------ TEXT EXCERPT ------
THE GOVERNMENT'S target for recycling a quarter of the nation's domestic garbage could cost each household more than pounds 50 a year, according to a report.

If the charge went straight on to the council tax it would more than double the price Britons pay to get rid of the half a tonne or more of rubbish each household produces a year. It might also make recycling hugely unpopular.

The report was commissioned by the Government from Environmental Resources Limited (ERL), a leading consultancy. Its conclusions show that ministers will have to intervene in the waste-disposal and recycled product markets if the target is to have the remotest chance of being met.

When the then Secretary of State for the Environment, Chris Patten, announced this target in 1990, it was greeted as one of the few really challenging commitments in his White Paper.

The consultants were asked to analyse the extra costs involved in collecting this huge amount of recyclable material - chiefly glass, paper, plastics, metals and garden and kitchen wastes which can be turned into compost - and what economic policies could help. They concluded that only kerbside collection schemes could hope to achieve it, rather than the familiar bottle-bank, can-bank and paper- bank schemes in which residents volunteer to take these materials to collection points.

In kerbside schemes all the households in an area are asked to collect their non-wastes in one or more containers separate from the dustbin. A special collection vehicle calls once a week or fortnight to pick them up. Several such schemes have been tried in British towns. They collect far more material than the recycling centres but the costs are substantially higher. The consultants estimate that universal kerbside schemes could collect up to 5.5 million tonnes of recyclable materials a year - almost a third of total household garbage.

This should lead to some savings through not having to dump waste at landfill sites and in selling the material collected to industry. But savings will be vastly outweighed by the extra costs involved in collecting then sorting the re-usable materials. ERL puts the total increase at between pounds 123 and pounds 236 a tonne.

The consultants suggest economic policies for boosting recycling, including government subsidies to councils and increased charges for dumping - as opposed to re-using - wastes.
------
◆ INSTRUCTION 1: Reproduce the part of the article on recycling costs from "The consultants suggest" up to and including "re-using - wastes.".
◆ INSTRUCTION 2: According to the article on recycling costs, what range does ERL give for the total increase in cost per tonne?
------ EXCERPTED RECORDS ------
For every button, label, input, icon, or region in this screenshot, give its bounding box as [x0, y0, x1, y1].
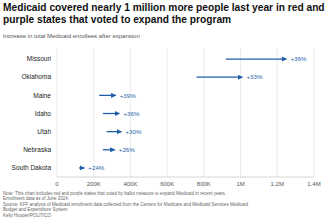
title: Medicaid covered nearly 1 million more p… [3, 2, 325, 25]
change-label: +24% [88, 164, 104, 171]
grid-line [240, 48, 241, 177]
grid-line [203, 48, 204, 177]
arrow [103, 113, 120, 114]
tick-label: 200K [87, 181, 101, 187]
arrow [226, 58, 287, 59]
category-label: Utah [37, 128, 51, 135]
category-label: Idaho [35, 110, 52, 117]
tick-label: 1.2M [271, 181, 284, 187]
grid-line [167, 48, 168, 177]
chart: Medicaid covered nearly 1 million more p… [0, 0, 330, 220]
category-label: Oklahoma [21, 73, 51, 80]
arrow [99, 95, 116, 96]
credit: Kelly Hooper/POLITICO [3, 213, 52, 218]
tick-label: 1.4M [307, 181, 320, 187]
category-label: South Dakota [12, 164, 52, 171]
category-label: Nebraska [23, 146, 51, 153]
tick-label: 1M [236, 181, 244, 187]
category-label: Maine [33, 92, 51, 99]
change-label: +26% [119, 146, 135, 153]
tick-label: 0 [55, 181, 59, 187]
source: Source: KFF analysis of Medicaid enrollm… [3, 202, 249, 212]
subtitle: Increase in total Medicaid enrollees aft… [3, 33, 140, 39]
tick-label: 600K [160, 181, 174, 187]
change-label: +39% [120, 92, 136, 99]
arrow [79, 167, 84, 168]
arrow [107, 131, 122, 132]
arrow [197, 77, 243, 78]
change-label: +30% [125, 128, 141, 135]
marks [79, 59, 286, 168]
change-label: +33% [246, 73, 262, 80]
arrow [103, 149, 115, 150]
grid-line [93, 48, 94, 177]
tick-label: 800K [197, 181, 211, 187]
category-label: Missouri [27, 55, 51, 62]
note: Note: This chart includes red and purple… [3, 191, 226, 201]
grid-line [277, 48, 278, 177]
x-axis [57, 177, 314, 178]
tick-label: 400K [123, 181, 137, 187]
change-label: +36% [123, 110, 139, 117]
grid-line [314, 48, 315, 177]
grid-line [57, 48, 58, 177]
change-label: +36% [290, 55, 306, 62]
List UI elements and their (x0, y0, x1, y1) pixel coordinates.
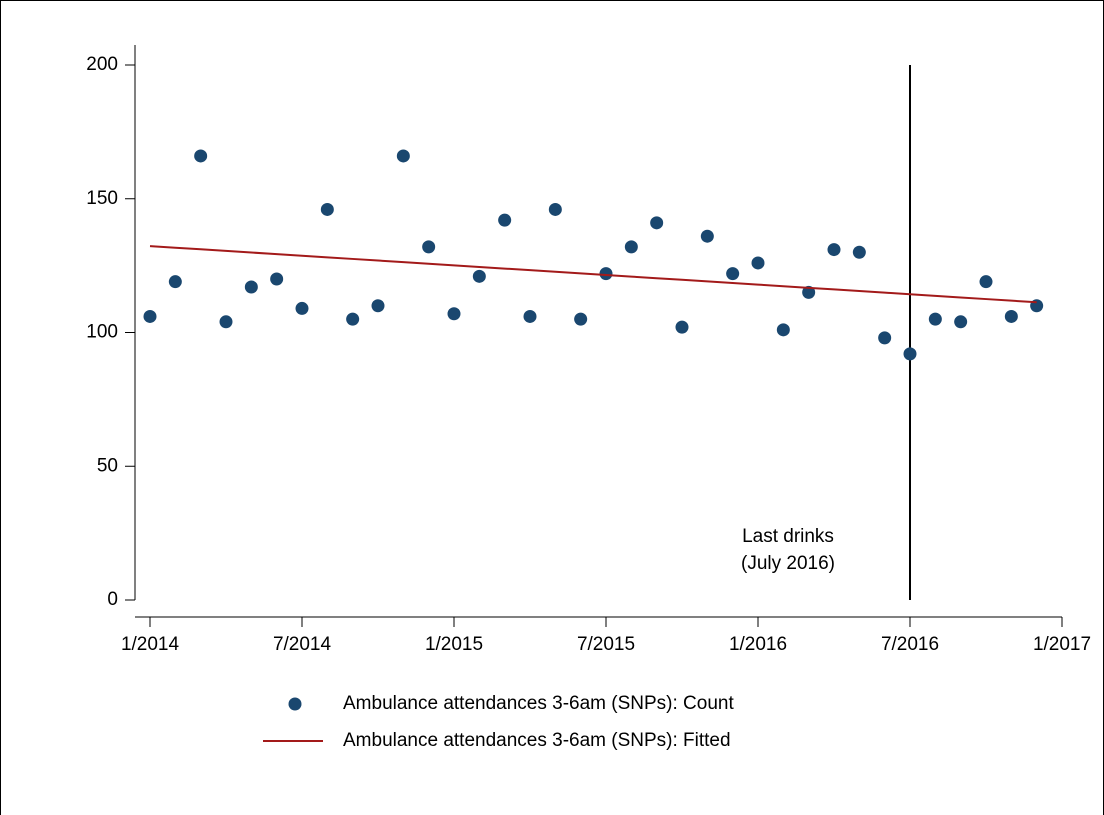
x-tick-label: 1/2016 (729, 634, 787, 655)
data-point (700, 229, 714, 243)
annotation: (July 2016) (741, 553, 835, 574)
data-point (878, 331, 892, 345)
data-point (270, 272, 284, 286)
data-point (802, 285, 816, 299)
fitted-line (149, 245, 1037, 304)
x-tick-label: 7/2014 (273, 634, 332, 655)
legend-marker (288, 697, 302, 711)
data-point (852, 245, 866, 259)
data-point (650, 216, 664, 230)
x-tick-label: 1/2014 (121, 634, 180, 655)
data-point (903, 347, 917, 361)
data-point (168, 275, 182, 289)
data-point (574, 312, 588, 326)
data-point (599, 267, 613, 281)
data-point (194, 149, 208, 163)
data-point (827, 243, 841, 257)
data-point (143, 309, 157, 323)
data-point (244, 280, 258, 294)
data-point (523, 309, 537, 323)
data-point (320, 202, 334, 216)
legend-label: Ambulance attendances 3-6am (SNPs): Fitt… (343, 730, 731, 751)
x-tick-label: 1/2017 (1033, 634, 1091, 655)
data-point (726, 267, 740, 281)
y-tick-label: 150 (86, 188, 118, 209)
data-point (219, 315, 233, 329)
x-tick-label: 1/2015 (425, 634, 483, 655)
x-tick-label: 7/2015 (577, 634, 635, 655)
data-point (422, 240, 436, 254)
legend-label: Ambulance attendances 3-6am (SNPs): Coun… (343, 693, 734, 714)
annotation: Last drinks (742, 526, 834, 547)
y-tick-label: 0 (107, 589, 118, 610)
data-point (498, 213, 512, 227)
data-point (472, 269, 486, 283)
data-point (954, 315, 968, 329)
data-point (1004, 309, 1018, 323)
y-tick-label: 200 (86, 54, 118, 75)
data-point (979, 275, 993, 289)
data-point (928, 312, 942, 326)
data-point (346, 312, 360, 326)
y-tick-label: 100 (86, 322, 118, 343)
data-point (751, 256, 765, 270)
data-point (295, 301, 309, 315)
data-point (371, 299, 385, 313)
data-point (776, 323, 790, 337)
data-point (624, 240, 638, 254)
data-point (396, 149, 410, 163)
data-point (675, 320, 689, 334)
x-tick-label: 7/2016 (881, 634, 939, 655)
data-point (447, 307, 461, 321)
data-point (548, 202, 562, 216)
y-tick-label: 50 (97, 455, 118, 476)
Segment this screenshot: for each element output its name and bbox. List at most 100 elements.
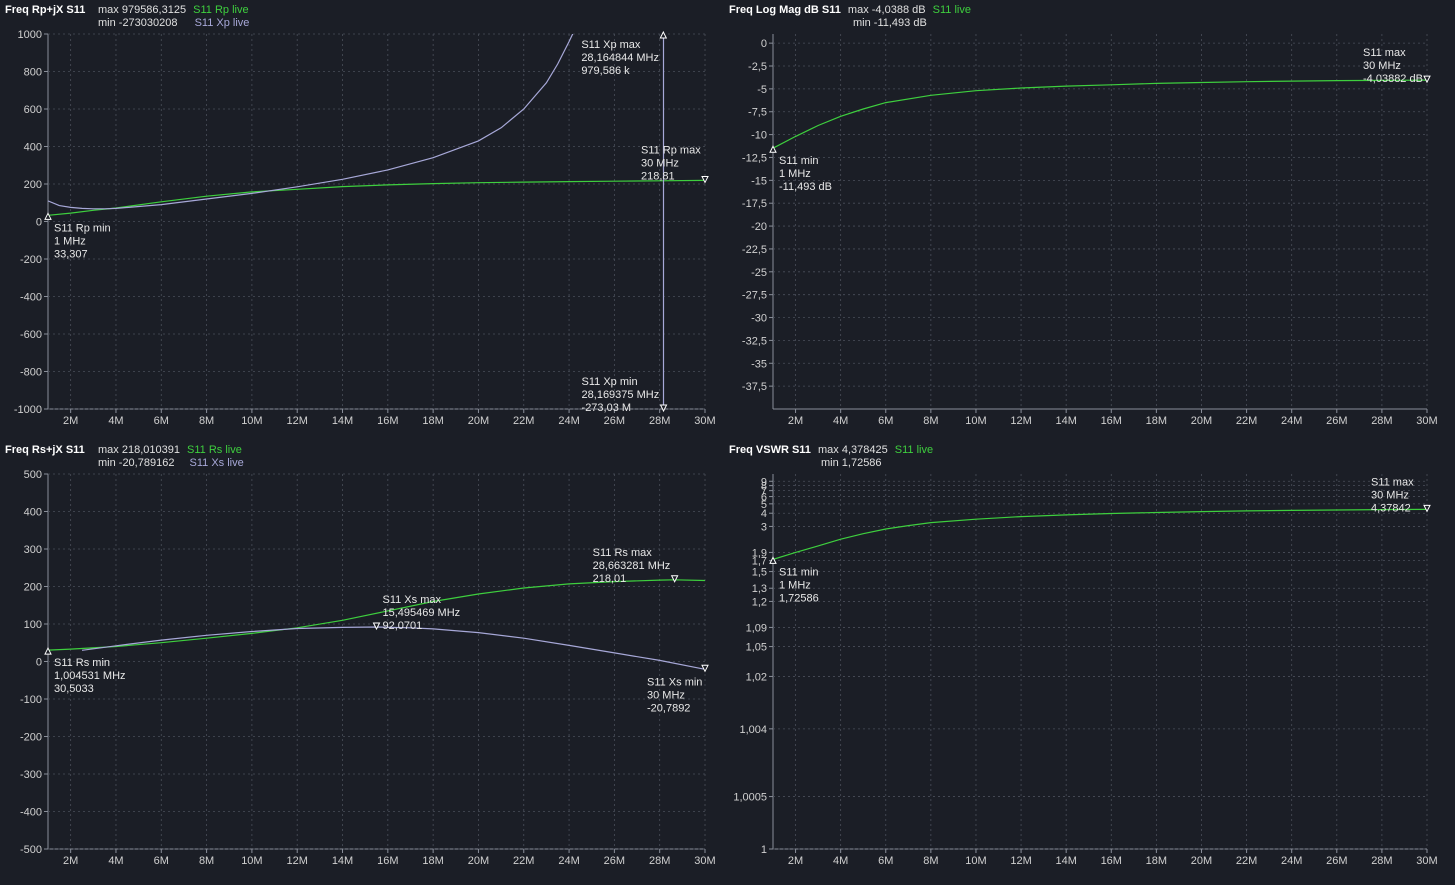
y-tick-label: 200 [24, 582, 42, 594]
marker-label: S11 Xs min [647, 676, 702, 688]
marker-value: -4,03882 dB [1363, 73, 1423, 85]
marker-frequency: 1 MHz [54, 235, 86, 247]
y-tick-label: -30 [751, 313, 767, 325]
max-readout: max 979586,3125 [98, 4, 187, 16]
marker-value: 218,01 [593, 573, 627, 585]
y-tick-label: -2,5 [748, 61, 767, 73]
x-tick-label: 8M [199, 855, 214, 867]
x-tick-label: 10M [241, 855, 262, 867]
y-tick-label: -15 [751, 175, 767, 187]
y-tick-label: -25 [751, 267, 767, 279]
min-readout: min -11,493 dB [853, 17, 927, 29]
x-tick-label: 18M [422, 415, 443, 427]
marker-triangle [701, 175, 709, 184]
marker-label: S11 Rs max [593, 547, 653, 559]
y-tick-label: 1,09 [746, 622, 767, 634]
marker-label: S11 max [1363, 47, 1406, 59]
y-tick-label: 4 [761, 508, 767, 520]
y-tick-label: -1000 [14, 404, 42, 416]
y-tick-label: 600 [24, 104, 42, 116]
x-tick-label: 8M [199, 415, 214, 427]
y-tick-label: -500 [20, 844, 42, 856]
marker-triangle [659, 404, 668, 413]
x-tick-label: 10M [241, 415, 262, 427]
x-tick-label: 10M [965, 855, 986, 867]
marker-label: S11 Xp max [581, 39, 641, 51]
y-tick-label: -17,5 [742, 198, 767, 210]
x-tick-label: 22M [513, 415, 534, 427]
marker-frequency: 15,495469 MHz [383, 607, 461, 619]
x-tick-label: 4M [833, 855, 848, 867]
chart-vswr: Freq VSWR S11 max 4,378425 S11 live min … [727, 442, 1455, 885]
marker-frequency: 28,169375 MHz [582, 389, 660, 401]
marker-triangle [769, 145, 777, 153]
chart-title: Freq Rs+jX S11 [5, 444, 85, 456]
x-tick-label: 16M [377, 415, 398, 427]
plot-area-rs-jx[interactable]: 500 400 300 200 100 0 -100 -200 -300 -400 -500 2M 4M… [0, 442, 727, 885]
y-tick-label: -800 [20, 367, 42, 379]
y-tick-label: 3 [761, 521, 767, 533]
x-tick-label: 26M [604, 855, 625, 867]
marker-value: 218,81 [641, 170, 675, 182]
marker-frequency: 28,164844 MHz [581, 52, 659, 64]
max-readout: max 4,378425 [817, 444, 888, 456]
chart-log-mag: Freq Log Mag dB S11 max -4,0388 dB S11 l… [727, 0, 1455, 442]
x-tick-label: 6M [878, 855, 893, 867]
y-tick-label: 0 [36, 217, 42, 229]
marker-frequency: 30 MHz [1363, 60, 1401, 72]
x-tick-label: 2M [788, 855, 803, 867]
y-tick-label: -400 [20, 807, 42, 819]
y-tick-label: -200 [20, 732, 42, 744]
max-readout: max -4,0388 dB [847, 4, 926, 16]
marker-label: S11 Rp min [54, 222, 111, 234]
series-line-0 [773, 508, 1427, 560]
y-tick-label: -5 [757, 84, 767, 96]
y-tick-label: 400 [24, 142, 42, 154]
series-line-0 [48, 579, 705, 651]
marker-frequency: 30 MHz [641, 157, 679, 169]
marker-label: S11 max [1371, 476, 1414, 488]
y-tick-label: 1,004 [739, 724, 767, 736]
x-tick-label: 16M [1101, 855, 1122, 867]
x-tick-label: 6M [154, 415, 169, 427]
y-tick-label: 1,0005 [733, 792, 767, 804]
plot-area-rp-jx[interactable]: 1000 800 600 400 200 0 -200 -400 -600 -800 -1000 2M… [0, 0, 727, 442]
x-tick-label: 8M [923, 855, 938, 867]
x-tick-label: 22M [513, 855, 534, 867]
y-tick-label: 1,02 [746, 671, 767, 683]
marker-triangle [659, 30, 668, 39]
y-tick-label: -32,5 [742, 335, 767, 347]
chart-title: Freq Rp+jX S11 [5, 4, 86, 16]
x-tick-label: 20M [1191, 415, 1212, 427]
marker-frequency: 30 MHz [1371, 489, 1409, 501]
x-tick-label: 8M [923, 415, 938, 427]
y-tick-label: 400 [24, 507, 42, 519]
x-tick-label: 2M [788, 415, 803, 427]
marker-value: -20,7892 [647, 702, 690, 714]
y-tick-label: 0 [36, 657, 42, 669]
legend-xs: S11 Xs live [189, 457, 244, 469]
y-tick-label: 8 [761, 481, 767, 493]
x-tick-label: 26M [1326, 415, 1347, 427]
x-tick-label: 20M [468, 415, 489, 427]
min-readout: min 1,72586 [821, 457, 882, 469]
y-tick-label: 1,3 [752, 583, 767, 595]
x-tick-label: 12M [1010, 855, 1031, 867]
y-tick-label: 1,05 [746, 642, 767, 654]
x-tick-label: 12M [287, 415, 308, 427]
marker-triangle [1423, 75, 1431, 84]
series-line-0 [773, 79, 1427, 149]
marker-label: S11 Rp max [641, 144, 701, 156]
x-tick-label: 22M [1236, 855, 1257, 867]
marker-value: 92,0701 [383, 620, 423, 632]
y-tick-label: -22,5 [742, 244, 767, 256]
y-tick-label: -37,5 [742, 381, 767, 393]
x-tick-label: 18M [1146, 855, 1167, 867]
y-tick-label: 100 [24, 619, 42, 631]
x-tick-label: 20M [468, 855, 489, 867]
x-tick-label: 14M [332, 855, 353, 867]
x-tick-label: 4M [833, 415, 848, 427]
plot-area-log-mag[interactable]: 0 -2,5 -5 -7,5 -10 -12,5 -15 -17,5 -20 -22,5 -25 -2… [727, 0, 1455, 442]
y-tick-label: -600 [20, 329, 42, 341]
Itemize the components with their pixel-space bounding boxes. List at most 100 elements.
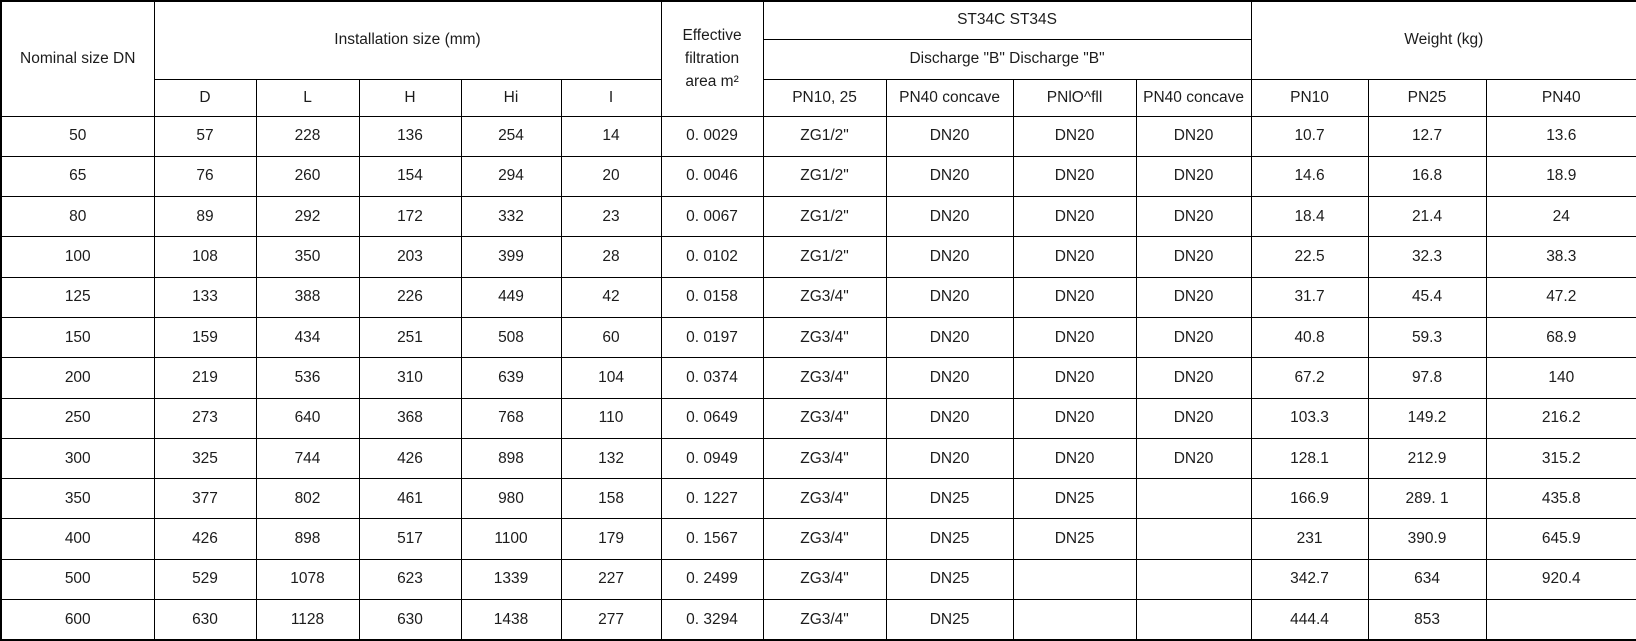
- table-cell: DN20: [885, 437, 1014, 480]
- table-cell: ZG1/2": [762, 115, 887, 157]
- table-cell: 315.2: [1485, 437, 1636, 480]
- table-cell: DN20: [885, 236, 1014, 278]
- table-cell: DN20: [1012, 236, 1137, 278]
- table-cell: [1135, 518, 1252, 560]
- table-cell: DN20: [1135, 316, 1252, 359]
- table-cell: ZG3/4": [762, 478, 887, 520]
- table-cell: DN20: [885, 276, 1014, 318]
- table-cell: 898: [460, 437, 562, 480]
- table-cell: ZG1/2": [762, 155, 887, 198]
- table-cell: 32.3: [1367, 236, 1487, 278]
- table-cell: 227: [560, 558, 662, 601]
- table-row: 80 89 292 172 332 23 0. 0067 ZG1/2" DN20 DN20 DN20…: [0, 196, 1636, 238]
- table-cell: 103.3: [1250, 397, 1369, 439]
- table-cell: DN20: [885, 115, 1014, 157]
- table-cell: 1339: [460, 558, 562, 601]
- table-row: 400 426 898 517 1100 179 0. 1567 ZG3/4" DN25 DN25…: [0, 518, 1636, 560]
- table-cell: 57: [153, 115, 257, 157]
- table-cell: 0. 0067: [660, 196, 764, 238]
- table-cell: DN20: [1012, 155, 1137, 198]
- table-cell: 31.7: [1250, 276, 1369, 318]
- header-col-l: L: [255, 78, 360, 117]
- header-effective-line-3: area m²: [685, 73, 739, 91]
- table-cell: [1135, 558, 1252, 601]
- table-cell: 40.8: [1250, 316, 1369, 359]
- header-weight-group: Weight (kg): [1250, 0, 1636, 80]
- table-row: 150 159 434 251 508 60 0. 0197 ZG3/4" DN20 DN20 DN…: [0, 316, 1636, 359]
- header-nominal-size: Nominal size DN: [0, 0, 155, 117]
- table-cell: 400: [0, 518, 155, 560]
- table-cell: 325: [153, 437, 257, 480]
- table-cell: 136: [358, 115, 462, 157]
- table-cell: 426: [358, 437, 462, 480]
- table-cell: 260: [255, 155, 360, 198]
- table-cell: 332: [460, 196, 562, 238]
- header-st34-group: ST34C ST34S: [762, 0, 1252, 40]
- table-cell: 0. 0102: [660, 236, 764, 278]
- table-cell: DN25: [1012, 518, 1137, 560]
- table-cell: 251: [358, 316, 462, 359]
- table-cell: DN20: [1012, 196, 1137, 238]
- header-effective-line-2: filtration: [684, 50, 740, 68]
- table-cell: 920.4: [1485, 558, 1636, 601]
- table-cell: 100: [0, 236, 155, 278]
- table-row: 250 273 640 368 768 110 0. 0649 ZG3/4" DN20 DN20 D…: [0, 397, 1636, 439]
- table-cell: 16.8: [1367, 155, 1487, 198]
- table-cell: 634: [1367, 558, 1487, 601]
- table-cell: 89: [153, 196, 257, 238]
- table-cell: 14.6: [1250, 155, 1369, 198]
- table-cell: 219: [153, 357, 257, 399]
- table-cell: 600: [0, 599, 155, 641]
- header-col-weight-pn40: PN40: [1485, 78, 1636, 117]
- table-cell: 426: [153, 518, 257, 560]
- header-discharge-group: Discharge "B" Discharge "B": [762, 38, 1252, 80]
- table-cell: DN25: [1012, 478, 1137, 520]
- table-cell: 159: [153, 316, 257, 359]
- table-cell: 150: [0, 316, 155, 359]
- table-cell: 179: [560, 518, 662, 560]
- table-row: 300 325 744 426 898 132 0. 0949 ZG3/4" DN20 DN20 D…: [0, 437, 1636, 480]
- table-cell: ZG3/4": [762, 397, 887, 439]
- table-row: 100 108 350 203 399 28 0. 0102 ZG1/2" DN20 DN20 DN…: [0, 236, 1636, 278]
- table-cell: 158: [560, 478, 662, 520]
- table-row: 600 630 1128 630 1438 277 0. 3294 ZG3/4" DN25 444…: [0, 599, 1636, 641]
- table-cell: 80: [0, 196, 155, 238]
- table-cell: 0. 1567: [660, 518, 764, 560]
- table-cell: 536: [255, 357, 360, 399]
- table-cell: 60: [560, 316, 662, 359]
- table-cell: 140: [1485, 357, 1636, 399]
- table-cell: DN20: [1135, 236, 1252, 278]
- table-cell: ZG1/2": [762, 236, 887, 278]
- table-cell: ZG3/4": [762, 437, 887, 480]
- table-cell: 97.8: [1367, 357, 1487, 399]
- table-cell: 231: [1250, 518, 1369, 560]
- table-cell: 1438: [460, 599, 562, 641]
- table-cell: 310: [358, 357, 462, 399]
- table-cell: 108: [153, 236, 257, 278]
- table-cell: ZG3/4": [762, 518, 887, 560]
- table-cell: 0. 3294: [660, 599, 764, 641]
- table-cell: 802: [255, 478, 360, 520]
- table-cell: 212.9: [1367, 437, 1487, 480]
- table-cell: 980: [460, 478, 562, 520]
- table-cell: ZG1/2": [762, 196, 887, 238]
- table-cell: 289. 1: [1367, 478, 1487, 520]
- header-col-weight-pn10: PN10: [1250, 78, 1369, 117]
- table-cell: 12.7: [1367, 115, 1487, 157]
- table-row: 125 133 388 226 449 42 0. 0158 ZG3/4" DN20 DN20 DN…: [0, 276, 1636, 318]
- table-cell: DN20: [1012, 397, 1137, 439]
- table-cell: 388: [255, 276, 360, 318]
- table-cell: 1078: [255, 558, 360, 601]
- table-cell: 104: [560, 357, 662, 399]
- header-col-d: D: [153, 78, 257, 117]
- table-cell: 273: [153, 397, 257, 439]
- table-cell: 630: [358, 599, 462, 641]
- table-cell: DN20: [1012, 357, 1137, 399]
- table-cell: 744: [255, 437, 360, 480]
- table-cell: DN20: [1012, 437, 1137, 480]
- header-col-pn10-25: PN10, 25: [762, 78, 887, 117]
- header-col-pn40-concave-2: PN40 concave: [1135, 78, 1252, 117]
- table-cell: [1012, 599, 1137, 641]
- header-col-h: H: [358, 78, 462, 117]
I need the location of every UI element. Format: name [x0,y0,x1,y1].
------
◆ FULL OUTPUT 1:
The consultants suggest economic policies for boosting recycling, including government subsidies to councils and increased charges for dumping - as opposed to re-using - wastes.

◆ FULL OUTPUT 2: Between £123 and £236 a tonne.